== TASK MATERIAL ==

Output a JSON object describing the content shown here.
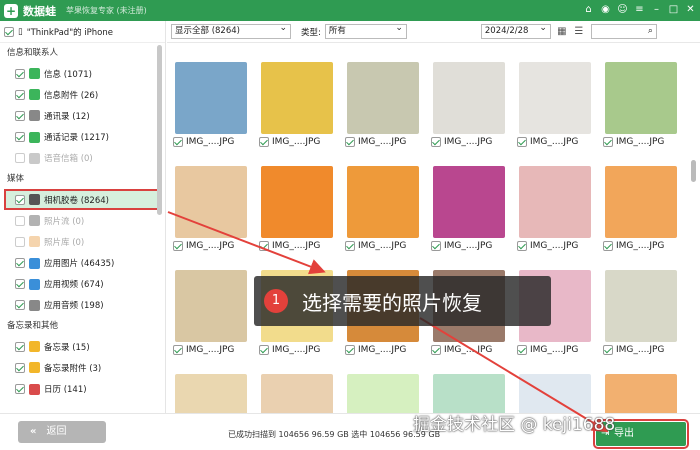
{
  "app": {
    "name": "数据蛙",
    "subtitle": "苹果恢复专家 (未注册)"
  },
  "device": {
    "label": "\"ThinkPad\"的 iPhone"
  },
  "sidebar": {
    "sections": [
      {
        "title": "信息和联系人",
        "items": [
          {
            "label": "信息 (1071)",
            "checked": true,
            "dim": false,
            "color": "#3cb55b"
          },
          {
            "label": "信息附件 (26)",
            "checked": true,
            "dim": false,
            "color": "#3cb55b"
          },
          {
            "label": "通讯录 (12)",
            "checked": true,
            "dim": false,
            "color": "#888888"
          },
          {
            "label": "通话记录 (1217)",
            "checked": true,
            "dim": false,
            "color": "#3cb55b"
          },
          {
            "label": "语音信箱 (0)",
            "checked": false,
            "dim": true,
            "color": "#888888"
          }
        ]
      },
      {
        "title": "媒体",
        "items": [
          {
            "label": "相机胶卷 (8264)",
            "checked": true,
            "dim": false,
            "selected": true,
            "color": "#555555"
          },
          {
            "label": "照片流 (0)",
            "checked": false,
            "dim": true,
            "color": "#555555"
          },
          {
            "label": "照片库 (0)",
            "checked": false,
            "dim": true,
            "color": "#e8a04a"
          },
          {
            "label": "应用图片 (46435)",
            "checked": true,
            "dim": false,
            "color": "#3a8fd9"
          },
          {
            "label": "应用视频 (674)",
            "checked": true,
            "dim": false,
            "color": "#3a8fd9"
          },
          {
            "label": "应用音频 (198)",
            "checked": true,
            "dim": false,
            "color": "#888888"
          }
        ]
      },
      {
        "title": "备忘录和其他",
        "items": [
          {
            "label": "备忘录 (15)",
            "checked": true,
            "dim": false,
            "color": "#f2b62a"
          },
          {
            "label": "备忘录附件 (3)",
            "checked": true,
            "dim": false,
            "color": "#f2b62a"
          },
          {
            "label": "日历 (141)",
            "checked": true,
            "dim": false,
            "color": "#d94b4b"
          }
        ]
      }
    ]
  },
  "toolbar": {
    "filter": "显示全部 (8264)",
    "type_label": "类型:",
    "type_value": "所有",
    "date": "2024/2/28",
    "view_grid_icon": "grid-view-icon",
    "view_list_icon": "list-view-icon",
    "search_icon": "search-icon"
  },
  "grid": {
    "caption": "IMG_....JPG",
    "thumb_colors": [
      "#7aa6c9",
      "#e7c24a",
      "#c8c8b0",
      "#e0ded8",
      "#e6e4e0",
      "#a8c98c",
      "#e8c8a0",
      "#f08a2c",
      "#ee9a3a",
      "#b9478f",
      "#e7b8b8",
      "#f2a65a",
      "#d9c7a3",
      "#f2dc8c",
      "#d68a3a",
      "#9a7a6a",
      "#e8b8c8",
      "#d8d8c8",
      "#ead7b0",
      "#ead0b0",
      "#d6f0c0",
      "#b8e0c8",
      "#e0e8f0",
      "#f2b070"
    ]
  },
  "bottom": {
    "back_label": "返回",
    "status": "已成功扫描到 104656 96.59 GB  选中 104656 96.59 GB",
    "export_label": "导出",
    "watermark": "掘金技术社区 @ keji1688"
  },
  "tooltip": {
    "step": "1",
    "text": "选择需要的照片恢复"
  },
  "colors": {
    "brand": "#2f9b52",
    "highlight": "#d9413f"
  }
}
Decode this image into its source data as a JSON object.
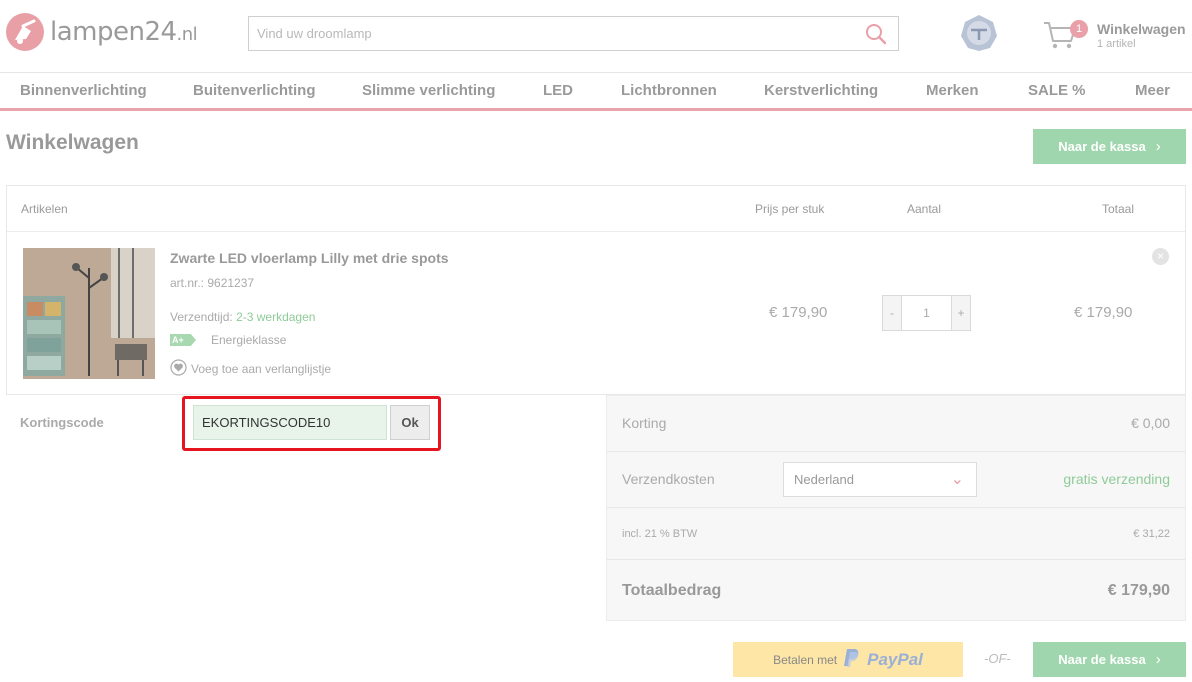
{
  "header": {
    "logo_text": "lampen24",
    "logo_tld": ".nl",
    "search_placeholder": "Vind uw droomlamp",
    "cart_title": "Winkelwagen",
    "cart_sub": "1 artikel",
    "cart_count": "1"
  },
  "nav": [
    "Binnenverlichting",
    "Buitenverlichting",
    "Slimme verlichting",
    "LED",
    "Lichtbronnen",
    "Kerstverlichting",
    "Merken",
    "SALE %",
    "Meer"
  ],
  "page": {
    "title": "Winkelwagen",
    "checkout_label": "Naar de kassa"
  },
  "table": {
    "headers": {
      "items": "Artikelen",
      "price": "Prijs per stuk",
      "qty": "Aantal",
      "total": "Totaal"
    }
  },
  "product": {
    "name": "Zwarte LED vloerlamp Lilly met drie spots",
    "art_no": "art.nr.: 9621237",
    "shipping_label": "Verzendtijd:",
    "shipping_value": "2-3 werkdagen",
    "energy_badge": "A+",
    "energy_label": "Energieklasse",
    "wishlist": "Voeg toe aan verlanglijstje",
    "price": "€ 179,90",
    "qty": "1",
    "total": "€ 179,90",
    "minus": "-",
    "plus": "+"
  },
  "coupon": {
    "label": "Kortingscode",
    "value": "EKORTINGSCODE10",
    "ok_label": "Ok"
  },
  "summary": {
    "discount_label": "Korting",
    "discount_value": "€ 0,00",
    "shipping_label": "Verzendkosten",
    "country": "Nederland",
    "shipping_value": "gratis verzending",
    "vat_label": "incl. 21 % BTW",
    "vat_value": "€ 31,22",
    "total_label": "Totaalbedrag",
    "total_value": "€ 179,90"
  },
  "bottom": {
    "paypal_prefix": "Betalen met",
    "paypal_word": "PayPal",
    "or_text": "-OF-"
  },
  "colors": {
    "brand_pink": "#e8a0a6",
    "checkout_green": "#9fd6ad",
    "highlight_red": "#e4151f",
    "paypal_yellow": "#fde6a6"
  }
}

===

(GIVEN REQUEST)
Identify the lines that hold the word "icon". Copy every one of them.

(IN RESPONSE)
    "view_grid_icon": "grid-view-icon",
    "view_list_icon": "list-view-icon",
    "search_icon": "search-icon"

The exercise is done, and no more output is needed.